**Task details**.
Pull every line with the word "name" out of the entries below.

+++ Raw records

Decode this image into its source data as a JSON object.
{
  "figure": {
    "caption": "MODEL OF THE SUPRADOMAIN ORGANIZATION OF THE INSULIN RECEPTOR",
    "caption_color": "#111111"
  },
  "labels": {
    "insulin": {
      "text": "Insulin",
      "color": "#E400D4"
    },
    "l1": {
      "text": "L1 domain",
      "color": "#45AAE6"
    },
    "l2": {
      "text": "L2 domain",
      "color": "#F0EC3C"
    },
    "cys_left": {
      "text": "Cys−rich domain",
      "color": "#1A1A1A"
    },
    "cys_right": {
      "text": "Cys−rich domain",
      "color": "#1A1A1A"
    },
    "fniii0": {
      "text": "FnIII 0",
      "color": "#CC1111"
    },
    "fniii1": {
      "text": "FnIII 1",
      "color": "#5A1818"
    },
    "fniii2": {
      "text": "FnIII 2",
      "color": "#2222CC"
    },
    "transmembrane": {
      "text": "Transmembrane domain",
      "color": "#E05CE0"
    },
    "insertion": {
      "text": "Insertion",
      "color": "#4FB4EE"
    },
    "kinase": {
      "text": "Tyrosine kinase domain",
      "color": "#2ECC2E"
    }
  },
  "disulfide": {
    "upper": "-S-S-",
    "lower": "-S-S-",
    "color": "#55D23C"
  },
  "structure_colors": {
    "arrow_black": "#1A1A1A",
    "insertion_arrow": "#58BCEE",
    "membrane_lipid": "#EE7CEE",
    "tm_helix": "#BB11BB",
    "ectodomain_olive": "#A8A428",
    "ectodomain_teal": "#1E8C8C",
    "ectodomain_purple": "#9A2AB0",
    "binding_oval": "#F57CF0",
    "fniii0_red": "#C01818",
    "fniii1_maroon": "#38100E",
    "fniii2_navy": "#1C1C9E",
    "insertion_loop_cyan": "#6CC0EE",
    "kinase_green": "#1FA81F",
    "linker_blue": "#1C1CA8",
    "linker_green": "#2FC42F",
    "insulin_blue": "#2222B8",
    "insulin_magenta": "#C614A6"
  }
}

++++++
+++ Raw records

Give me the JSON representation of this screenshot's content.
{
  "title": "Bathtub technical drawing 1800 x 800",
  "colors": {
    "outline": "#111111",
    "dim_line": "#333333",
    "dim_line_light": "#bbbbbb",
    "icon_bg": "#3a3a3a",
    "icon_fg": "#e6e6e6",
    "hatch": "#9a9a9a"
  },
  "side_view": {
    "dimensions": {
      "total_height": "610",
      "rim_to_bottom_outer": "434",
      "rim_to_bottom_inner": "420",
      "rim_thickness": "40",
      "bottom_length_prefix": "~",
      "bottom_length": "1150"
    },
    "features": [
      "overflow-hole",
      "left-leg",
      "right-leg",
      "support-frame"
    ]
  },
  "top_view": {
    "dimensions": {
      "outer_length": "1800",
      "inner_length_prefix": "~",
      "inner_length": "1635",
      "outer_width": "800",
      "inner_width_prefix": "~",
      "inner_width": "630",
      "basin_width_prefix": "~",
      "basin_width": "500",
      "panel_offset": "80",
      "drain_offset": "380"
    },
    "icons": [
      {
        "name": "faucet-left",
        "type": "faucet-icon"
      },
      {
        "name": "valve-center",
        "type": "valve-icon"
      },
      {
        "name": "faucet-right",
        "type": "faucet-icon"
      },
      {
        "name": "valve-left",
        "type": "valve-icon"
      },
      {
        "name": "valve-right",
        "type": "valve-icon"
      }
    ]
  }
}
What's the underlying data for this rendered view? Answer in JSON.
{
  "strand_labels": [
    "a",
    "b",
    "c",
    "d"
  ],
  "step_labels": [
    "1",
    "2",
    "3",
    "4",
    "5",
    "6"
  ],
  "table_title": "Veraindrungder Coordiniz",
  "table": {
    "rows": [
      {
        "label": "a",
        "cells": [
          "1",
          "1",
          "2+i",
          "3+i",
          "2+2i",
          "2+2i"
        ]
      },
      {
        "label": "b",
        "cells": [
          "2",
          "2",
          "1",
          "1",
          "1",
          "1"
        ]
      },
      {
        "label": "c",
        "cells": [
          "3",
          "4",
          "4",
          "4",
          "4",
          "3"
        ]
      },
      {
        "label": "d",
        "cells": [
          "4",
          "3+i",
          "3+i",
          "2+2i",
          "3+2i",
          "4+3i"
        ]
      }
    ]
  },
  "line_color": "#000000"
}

++++++
+++ Raw records

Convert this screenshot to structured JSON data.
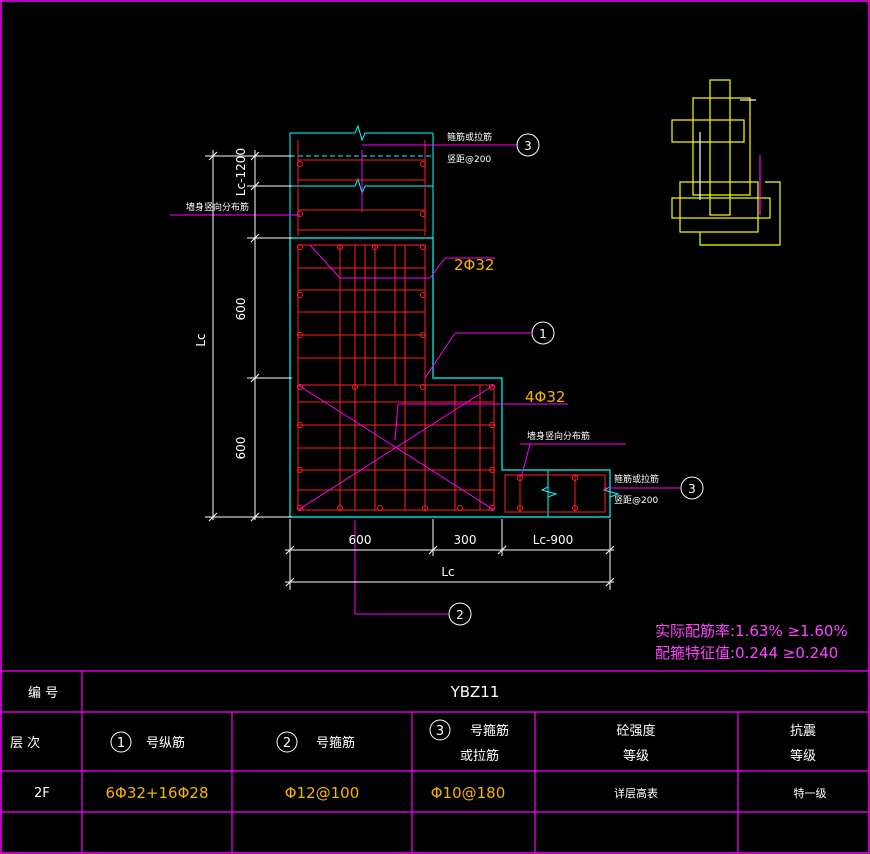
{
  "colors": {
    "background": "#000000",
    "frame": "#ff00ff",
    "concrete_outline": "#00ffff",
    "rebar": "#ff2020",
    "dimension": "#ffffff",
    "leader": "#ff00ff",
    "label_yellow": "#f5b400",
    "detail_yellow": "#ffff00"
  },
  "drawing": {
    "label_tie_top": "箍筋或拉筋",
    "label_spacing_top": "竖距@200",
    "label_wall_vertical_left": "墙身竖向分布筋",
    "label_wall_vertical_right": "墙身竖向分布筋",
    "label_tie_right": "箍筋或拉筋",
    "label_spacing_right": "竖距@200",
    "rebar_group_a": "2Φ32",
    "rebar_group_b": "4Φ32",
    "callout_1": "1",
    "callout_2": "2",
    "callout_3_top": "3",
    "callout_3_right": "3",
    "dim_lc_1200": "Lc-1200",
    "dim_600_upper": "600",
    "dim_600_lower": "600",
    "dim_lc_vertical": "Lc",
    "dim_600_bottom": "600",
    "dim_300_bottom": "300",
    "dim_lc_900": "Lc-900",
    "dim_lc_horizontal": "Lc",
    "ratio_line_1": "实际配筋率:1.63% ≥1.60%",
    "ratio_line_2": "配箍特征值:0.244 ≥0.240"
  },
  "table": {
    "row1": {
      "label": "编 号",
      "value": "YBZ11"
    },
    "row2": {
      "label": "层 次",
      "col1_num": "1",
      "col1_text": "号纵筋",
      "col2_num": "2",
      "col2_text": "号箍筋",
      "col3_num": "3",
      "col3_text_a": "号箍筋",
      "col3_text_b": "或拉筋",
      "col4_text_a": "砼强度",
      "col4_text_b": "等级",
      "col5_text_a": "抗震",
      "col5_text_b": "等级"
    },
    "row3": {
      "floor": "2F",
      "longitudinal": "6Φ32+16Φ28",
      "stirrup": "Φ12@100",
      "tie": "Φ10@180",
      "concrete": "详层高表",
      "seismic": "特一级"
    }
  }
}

++++++

**Solution for this task**.
        "name": "faucet-left",
        "name": "valve-center",
        "name": "faucet-right",
        "name": "valve-left",
        "name": "valve-right",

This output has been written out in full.